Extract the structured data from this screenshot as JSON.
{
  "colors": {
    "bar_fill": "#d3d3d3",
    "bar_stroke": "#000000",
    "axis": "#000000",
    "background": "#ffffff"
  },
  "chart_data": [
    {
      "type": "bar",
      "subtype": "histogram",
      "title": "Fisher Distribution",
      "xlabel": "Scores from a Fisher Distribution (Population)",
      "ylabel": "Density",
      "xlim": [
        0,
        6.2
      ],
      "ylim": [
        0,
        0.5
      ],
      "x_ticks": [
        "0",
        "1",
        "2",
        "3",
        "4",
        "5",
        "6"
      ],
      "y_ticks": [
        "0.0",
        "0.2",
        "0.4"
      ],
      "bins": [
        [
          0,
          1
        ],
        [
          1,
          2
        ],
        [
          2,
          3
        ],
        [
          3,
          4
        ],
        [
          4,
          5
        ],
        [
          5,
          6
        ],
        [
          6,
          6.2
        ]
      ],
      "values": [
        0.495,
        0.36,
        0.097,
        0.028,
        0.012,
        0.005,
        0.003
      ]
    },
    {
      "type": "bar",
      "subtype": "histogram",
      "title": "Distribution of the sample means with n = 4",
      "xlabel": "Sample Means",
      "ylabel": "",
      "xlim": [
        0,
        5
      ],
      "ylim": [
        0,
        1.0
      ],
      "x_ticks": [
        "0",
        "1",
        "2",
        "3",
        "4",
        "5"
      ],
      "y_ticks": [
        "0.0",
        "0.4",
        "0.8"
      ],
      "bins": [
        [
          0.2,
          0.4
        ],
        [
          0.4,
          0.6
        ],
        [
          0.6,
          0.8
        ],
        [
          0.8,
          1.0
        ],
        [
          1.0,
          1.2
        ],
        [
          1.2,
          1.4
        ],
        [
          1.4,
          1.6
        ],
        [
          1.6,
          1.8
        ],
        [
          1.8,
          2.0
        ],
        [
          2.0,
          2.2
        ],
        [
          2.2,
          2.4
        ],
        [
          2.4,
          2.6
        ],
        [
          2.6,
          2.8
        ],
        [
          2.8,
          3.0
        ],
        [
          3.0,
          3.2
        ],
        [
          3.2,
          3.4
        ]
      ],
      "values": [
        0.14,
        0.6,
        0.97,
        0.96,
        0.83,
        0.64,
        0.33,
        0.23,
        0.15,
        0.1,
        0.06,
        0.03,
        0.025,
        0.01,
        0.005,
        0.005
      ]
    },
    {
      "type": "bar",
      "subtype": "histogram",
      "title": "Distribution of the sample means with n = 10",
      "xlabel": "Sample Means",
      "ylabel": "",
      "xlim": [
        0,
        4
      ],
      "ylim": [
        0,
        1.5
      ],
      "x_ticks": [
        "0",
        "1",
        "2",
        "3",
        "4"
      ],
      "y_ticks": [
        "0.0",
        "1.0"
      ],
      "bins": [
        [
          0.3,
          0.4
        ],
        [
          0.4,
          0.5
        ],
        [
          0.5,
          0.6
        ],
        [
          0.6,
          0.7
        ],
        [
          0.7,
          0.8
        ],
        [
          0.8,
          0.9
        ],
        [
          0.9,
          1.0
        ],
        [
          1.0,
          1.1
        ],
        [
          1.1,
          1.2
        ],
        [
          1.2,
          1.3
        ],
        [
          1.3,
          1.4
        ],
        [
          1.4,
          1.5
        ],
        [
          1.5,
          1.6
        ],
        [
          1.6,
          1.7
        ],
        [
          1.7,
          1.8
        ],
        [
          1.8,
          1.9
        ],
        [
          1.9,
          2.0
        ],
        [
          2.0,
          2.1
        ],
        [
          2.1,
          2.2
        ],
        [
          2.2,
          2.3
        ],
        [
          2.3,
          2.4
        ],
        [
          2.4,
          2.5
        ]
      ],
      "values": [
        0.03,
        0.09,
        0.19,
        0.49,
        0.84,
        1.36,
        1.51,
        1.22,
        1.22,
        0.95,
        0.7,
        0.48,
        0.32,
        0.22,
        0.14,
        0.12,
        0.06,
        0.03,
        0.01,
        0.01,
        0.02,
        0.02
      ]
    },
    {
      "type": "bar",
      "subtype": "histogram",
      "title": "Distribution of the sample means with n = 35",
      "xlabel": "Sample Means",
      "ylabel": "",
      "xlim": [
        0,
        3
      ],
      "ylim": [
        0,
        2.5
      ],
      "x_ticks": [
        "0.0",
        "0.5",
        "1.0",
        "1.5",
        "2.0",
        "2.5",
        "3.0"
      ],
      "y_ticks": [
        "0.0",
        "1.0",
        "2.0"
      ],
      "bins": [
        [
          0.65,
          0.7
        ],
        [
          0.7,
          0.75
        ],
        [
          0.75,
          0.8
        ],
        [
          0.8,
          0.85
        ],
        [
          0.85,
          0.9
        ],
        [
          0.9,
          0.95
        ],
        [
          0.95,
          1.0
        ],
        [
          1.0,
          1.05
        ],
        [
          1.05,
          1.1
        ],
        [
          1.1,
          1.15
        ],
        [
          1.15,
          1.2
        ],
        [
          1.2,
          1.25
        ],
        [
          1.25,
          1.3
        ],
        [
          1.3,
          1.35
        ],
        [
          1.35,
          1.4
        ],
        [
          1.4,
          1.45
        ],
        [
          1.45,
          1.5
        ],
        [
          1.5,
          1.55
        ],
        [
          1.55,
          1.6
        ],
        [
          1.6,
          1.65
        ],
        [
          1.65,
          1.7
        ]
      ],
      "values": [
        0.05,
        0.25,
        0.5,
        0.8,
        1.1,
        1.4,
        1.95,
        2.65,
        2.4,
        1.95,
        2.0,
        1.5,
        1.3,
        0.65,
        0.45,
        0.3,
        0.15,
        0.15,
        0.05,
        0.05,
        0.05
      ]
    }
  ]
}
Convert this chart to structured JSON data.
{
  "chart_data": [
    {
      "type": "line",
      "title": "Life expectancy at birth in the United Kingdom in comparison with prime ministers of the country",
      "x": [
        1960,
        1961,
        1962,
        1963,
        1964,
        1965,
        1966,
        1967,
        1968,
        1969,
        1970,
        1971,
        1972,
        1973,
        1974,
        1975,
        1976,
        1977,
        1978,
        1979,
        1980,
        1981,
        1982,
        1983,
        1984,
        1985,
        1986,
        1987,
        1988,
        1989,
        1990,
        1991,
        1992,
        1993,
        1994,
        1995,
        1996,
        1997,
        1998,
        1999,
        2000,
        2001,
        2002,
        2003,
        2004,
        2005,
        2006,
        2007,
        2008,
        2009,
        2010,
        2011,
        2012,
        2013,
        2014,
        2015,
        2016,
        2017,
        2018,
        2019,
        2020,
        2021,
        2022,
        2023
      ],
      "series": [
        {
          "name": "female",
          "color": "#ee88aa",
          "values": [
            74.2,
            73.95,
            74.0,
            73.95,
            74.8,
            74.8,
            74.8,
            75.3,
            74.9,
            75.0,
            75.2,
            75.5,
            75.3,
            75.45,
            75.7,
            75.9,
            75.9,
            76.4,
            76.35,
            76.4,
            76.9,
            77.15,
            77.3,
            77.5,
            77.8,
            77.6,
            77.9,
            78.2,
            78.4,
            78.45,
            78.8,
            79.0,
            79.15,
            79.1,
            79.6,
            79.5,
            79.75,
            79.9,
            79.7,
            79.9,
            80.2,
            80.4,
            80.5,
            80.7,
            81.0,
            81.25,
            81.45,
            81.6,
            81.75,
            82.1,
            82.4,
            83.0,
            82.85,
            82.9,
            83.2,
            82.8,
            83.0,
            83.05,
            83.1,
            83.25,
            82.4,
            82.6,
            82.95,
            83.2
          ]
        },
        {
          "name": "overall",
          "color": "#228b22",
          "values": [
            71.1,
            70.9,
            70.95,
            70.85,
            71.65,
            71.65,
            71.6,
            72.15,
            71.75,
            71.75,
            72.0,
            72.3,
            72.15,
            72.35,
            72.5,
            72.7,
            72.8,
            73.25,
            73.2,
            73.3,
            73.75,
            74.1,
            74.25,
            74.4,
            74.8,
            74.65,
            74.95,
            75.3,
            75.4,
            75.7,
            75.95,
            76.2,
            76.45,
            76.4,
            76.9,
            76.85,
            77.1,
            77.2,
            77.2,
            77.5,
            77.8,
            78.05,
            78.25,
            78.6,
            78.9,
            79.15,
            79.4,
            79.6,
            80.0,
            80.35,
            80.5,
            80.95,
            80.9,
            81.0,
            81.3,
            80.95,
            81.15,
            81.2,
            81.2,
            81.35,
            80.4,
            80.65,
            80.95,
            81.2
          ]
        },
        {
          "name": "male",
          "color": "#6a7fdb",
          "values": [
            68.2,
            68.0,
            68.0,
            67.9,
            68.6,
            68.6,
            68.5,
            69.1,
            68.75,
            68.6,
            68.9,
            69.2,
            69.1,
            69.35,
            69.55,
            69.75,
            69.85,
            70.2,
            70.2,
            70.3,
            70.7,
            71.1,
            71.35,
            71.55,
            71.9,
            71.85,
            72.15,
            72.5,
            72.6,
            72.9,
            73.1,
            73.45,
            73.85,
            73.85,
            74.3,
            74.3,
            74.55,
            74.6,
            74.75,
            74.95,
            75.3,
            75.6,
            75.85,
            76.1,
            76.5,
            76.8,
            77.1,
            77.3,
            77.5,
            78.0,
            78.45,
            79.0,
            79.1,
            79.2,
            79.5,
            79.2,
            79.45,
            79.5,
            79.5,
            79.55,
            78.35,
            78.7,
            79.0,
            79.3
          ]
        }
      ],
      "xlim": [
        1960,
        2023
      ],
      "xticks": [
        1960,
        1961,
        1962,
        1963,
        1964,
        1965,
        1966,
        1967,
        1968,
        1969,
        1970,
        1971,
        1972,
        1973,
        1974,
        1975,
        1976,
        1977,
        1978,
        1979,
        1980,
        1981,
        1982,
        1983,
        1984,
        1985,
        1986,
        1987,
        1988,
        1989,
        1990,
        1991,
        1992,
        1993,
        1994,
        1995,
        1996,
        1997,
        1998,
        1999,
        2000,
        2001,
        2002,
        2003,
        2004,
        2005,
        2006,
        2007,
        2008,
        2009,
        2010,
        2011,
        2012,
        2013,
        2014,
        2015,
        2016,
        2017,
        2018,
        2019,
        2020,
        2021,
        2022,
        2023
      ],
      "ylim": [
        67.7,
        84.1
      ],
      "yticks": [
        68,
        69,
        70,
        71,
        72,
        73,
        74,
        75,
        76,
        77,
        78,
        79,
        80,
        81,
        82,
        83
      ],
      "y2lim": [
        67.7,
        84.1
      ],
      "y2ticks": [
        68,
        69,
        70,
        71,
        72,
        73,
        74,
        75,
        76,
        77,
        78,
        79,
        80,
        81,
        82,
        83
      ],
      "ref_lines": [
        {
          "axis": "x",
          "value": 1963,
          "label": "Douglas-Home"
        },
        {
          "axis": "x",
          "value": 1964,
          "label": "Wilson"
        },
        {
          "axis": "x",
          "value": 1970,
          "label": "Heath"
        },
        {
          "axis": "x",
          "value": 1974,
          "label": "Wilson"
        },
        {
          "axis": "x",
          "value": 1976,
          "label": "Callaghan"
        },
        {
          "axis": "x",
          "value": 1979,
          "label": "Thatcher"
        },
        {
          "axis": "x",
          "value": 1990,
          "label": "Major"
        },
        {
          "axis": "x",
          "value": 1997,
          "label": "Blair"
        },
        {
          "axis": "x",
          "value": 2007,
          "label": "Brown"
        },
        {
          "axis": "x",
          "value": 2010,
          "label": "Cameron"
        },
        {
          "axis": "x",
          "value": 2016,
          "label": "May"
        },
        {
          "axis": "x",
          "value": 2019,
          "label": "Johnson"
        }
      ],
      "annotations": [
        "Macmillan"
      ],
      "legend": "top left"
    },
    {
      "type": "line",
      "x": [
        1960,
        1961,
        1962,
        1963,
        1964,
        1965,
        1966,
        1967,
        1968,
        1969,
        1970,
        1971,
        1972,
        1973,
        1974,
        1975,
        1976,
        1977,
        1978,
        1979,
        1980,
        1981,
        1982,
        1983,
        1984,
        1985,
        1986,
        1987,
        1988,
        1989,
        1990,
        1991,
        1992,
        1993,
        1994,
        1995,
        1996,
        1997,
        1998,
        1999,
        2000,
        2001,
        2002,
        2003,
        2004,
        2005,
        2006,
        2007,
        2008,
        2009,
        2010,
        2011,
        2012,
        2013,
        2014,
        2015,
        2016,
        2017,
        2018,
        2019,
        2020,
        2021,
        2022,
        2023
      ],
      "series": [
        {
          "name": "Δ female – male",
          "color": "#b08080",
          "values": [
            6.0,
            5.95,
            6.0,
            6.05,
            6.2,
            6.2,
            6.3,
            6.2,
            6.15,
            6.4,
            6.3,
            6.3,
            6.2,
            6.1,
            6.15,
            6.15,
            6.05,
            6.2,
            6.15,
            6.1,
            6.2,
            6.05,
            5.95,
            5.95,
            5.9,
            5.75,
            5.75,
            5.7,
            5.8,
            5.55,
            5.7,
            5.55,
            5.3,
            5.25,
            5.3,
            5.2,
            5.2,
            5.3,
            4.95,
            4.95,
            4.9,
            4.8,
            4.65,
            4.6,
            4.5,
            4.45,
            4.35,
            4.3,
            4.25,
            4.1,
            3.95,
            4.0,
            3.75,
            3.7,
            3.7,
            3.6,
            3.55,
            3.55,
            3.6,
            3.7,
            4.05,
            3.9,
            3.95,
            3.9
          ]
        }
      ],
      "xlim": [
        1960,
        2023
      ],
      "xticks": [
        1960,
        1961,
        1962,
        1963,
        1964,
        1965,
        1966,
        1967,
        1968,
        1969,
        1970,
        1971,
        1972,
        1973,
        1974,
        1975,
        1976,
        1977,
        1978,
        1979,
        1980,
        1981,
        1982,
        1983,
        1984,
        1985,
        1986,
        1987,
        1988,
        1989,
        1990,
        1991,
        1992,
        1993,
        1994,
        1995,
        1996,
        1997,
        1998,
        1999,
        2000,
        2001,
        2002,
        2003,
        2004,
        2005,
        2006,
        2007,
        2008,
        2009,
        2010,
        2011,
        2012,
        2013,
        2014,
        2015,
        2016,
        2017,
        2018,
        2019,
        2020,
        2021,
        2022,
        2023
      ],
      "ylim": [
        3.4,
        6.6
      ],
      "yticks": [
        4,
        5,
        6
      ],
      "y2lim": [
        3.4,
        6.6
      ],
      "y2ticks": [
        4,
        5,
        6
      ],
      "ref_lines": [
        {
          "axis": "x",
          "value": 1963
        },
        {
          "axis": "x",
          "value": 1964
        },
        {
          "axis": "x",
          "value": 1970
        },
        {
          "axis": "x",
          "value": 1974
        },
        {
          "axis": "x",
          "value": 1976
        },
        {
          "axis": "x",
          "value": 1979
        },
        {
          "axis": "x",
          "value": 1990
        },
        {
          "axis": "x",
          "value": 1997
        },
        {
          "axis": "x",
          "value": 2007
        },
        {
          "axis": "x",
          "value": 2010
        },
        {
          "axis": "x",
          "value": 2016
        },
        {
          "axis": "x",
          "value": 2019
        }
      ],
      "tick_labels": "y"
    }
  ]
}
========
> _Task prompt_:
Which lines in the records above contain the string "title"? Copy each one.

> _The reply_:
      "title": "Fisher Distribution",
      "title": "Distribution of the sample means with n = 4",
      "title": "Distribution of the sample means with n = 10",
      "title": "Distribution of the sample means with n = 35",
      "title": "Life expectancy at birth in the United Kingdom in comparison with prime ministers of the country",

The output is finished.